▶ Problem statement: Locate every line in the material below that has the word "environmentally". Copy each of those lines.

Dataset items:

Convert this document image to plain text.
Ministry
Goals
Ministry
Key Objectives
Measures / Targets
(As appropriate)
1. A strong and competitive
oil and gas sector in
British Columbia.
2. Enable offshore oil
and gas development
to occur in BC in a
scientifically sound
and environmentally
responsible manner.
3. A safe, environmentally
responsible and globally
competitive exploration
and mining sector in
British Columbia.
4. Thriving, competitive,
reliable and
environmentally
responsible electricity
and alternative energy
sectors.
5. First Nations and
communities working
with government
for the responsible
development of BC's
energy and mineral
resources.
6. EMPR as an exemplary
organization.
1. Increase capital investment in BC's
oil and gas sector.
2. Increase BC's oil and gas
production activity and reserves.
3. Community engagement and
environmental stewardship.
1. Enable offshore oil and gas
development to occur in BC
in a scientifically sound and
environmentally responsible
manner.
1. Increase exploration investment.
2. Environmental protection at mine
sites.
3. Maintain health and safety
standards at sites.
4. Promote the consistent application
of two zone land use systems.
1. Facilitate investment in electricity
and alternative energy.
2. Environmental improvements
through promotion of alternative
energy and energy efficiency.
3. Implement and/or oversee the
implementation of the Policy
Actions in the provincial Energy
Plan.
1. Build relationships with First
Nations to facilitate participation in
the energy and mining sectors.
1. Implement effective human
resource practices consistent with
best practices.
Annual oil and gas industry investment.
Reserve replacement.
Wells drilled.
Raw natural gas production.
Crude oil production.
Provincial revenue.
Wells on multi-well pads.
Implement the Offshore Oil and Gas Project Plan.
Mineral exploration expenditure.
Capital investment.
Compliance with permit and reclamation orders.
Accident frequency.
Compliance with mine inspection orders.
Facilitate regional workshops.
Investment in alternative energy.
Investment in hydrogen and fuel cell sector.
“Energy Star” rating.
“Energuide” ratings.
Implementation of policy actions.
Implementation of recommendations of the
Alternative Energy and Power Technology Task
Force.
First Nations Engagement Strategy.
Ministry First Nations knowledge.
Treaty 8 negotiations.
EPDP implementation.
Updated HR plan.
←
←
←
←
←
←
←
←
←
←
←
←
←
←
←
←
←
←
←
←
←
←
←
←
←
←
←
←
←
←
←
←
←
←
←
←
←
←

* * *

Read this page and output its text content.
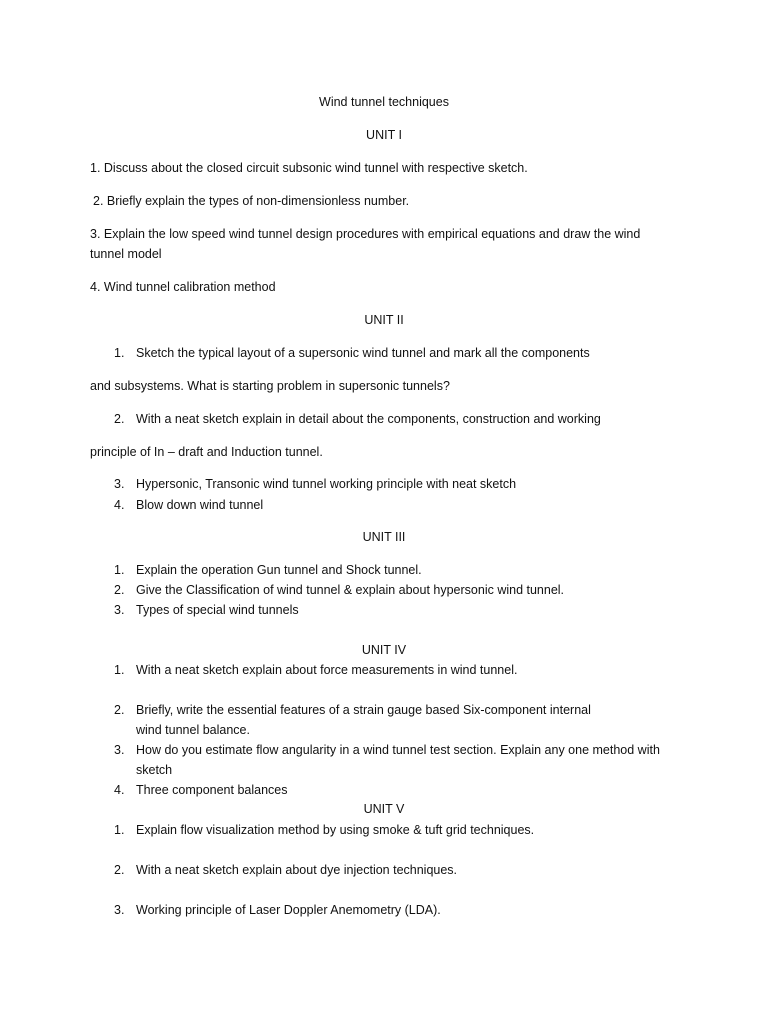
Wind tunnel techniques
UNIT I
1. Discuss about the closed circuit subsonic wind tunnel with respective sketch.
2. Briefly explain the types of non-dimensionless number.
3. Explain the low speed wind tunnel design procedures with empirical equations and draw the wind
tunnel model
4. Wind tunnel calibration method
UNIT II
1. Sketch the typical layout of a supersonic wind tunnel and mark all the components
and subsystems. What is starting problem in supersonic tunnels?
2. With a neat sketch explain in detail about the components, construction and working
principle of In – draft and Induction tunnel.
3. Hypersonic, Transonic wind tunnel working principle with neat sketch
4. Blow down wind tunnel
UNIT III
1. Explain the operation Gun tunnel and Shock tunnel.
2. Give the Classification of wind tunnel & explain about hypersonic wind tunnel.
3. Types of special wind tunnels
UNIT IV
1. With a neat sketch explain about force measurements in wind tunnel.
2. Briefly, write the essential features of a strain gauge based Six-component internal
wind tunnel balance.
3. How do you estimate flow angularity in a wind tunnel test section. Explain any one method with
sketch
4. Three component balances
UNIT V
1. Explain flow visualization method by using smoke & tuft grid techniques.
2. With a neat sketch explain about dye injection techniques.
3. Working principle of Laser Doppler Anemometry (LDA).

▶ The output:
and environmentally
3. A safe, environmentally
environmentally
environmentally responsible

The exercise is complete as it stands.